→ Short task
Go through the records and copy each line where the word "this" occurs.

>> START Source material

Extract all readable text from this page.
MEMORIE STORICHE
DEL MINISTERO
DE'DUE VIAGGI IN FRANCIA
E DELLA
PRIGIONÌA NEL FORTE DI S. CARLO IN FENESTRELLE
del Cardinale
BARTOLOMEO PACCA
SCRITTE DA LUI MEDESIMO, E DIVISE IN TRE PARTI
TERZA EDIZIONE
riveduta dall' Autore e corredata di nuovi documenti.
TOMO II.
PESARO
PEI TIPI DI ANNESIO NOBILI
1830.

>> END Source material
>> START Source material

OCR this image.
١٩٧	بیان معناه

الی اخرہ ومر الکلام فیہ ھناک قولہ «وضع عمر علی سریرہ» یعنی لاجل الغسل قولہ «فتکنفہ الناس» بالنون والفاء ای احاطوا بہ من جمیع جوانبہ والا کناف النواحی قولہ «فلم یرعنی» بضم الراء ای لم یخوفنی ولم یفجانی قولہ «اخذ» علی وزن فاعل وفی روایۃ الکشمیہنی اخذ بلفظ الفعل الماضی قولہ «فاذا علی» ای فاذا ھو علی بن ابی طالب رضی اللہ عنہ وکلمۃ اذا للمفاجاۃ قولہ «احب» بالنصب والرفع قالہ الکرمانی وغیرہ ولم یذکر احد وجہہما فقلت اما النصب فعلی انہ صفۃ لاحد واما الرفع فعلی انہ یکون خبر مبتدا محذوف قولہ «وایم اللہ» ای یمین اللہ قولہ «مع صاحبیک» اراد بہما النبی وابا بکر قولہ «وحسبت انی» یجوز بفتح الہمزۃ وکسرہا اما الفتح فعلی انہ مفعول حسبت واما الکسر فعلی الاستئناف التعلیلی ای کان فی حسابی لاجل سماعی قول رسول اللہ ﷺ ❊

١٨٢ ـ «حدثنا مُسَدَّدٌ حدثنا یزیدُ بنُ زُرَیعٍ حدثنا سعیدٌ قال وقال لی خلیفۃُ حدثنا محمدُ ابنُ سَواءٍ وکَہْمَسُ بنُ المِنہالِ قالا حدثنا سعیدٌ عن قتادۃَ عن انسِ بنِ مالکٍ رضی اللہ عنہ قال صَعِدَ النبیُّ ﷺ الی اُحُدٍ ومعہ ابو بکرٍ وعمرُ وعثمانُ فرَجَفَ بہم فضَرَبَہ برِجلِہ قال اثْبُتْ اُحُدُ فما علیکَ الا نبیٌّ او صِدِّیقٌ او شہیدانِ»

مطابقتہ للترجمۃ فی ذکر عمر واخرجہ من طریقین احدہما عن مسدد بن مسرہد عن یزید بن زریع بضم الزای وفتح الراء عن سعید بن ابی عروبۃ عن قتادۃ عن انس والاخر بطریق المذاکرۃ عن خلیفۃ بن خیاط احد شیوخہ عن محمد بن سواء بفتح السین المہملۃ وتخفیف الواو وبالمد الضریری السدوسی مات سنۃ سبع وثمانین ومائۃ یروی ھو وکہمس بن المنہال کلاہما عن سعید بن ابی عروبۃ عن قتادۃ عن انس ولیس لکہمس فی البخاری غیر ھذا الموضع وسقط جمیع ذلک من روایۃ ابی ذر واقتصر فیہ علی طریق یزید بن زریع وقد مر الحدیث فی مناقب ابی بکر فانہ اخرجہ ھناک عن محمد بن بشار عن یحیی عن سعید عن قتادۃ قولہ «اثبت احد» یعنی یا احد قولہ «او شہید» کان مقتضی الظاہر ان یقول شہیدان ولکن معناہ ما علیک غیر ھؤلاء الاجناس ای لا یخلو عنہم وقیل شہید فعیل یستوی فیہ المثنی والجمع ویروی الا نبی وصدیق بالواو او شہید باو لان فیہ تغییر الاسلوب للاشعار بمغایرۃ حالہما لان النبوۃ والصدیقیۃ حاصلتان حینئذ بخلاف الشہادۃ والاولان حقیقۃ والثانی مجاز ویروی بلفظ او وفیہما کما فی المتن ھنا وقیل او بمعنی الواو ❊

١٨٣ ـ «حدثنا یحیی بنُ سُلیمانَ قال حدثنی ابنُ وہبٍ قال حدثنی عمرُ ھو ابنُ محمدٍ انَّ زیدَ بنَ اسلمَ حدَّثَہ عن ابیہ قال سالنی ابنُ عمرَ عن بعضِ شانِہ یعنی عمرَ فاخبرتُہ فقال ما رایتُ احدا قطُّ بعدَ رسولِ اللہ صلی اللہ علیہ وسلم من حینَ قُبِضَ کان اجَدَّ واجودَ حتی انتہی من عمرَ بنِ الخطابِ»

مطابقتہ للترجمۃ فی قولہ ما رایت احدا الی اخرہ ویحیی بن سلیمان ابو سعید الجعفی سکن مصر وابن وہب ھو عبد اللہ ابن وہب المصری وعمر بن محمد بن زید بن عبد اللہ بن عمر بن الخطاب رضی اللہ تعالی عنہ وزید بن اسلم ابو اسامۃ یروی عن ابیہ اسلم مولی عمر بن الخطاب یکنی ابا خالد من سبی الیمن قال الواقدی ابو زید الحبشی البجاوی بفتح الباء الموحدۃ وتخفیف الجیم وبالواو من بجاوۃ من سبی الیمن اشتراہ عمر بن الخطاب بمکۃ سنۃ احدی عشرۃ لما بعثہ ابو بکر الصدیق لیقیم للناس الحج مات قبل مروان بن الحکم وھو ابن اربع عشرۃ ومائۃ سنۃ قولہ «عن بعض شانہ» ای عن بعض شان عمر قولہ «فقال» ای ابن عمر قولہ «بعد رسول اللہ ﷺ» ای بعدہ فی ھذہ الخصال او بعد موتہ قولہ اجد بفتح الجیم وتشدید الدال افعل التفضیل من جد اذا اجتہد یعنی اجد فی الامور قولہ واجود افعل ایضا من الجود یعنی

>> END Source material

→ Exercise answer
Extract all readable text from this page.
OCR this image.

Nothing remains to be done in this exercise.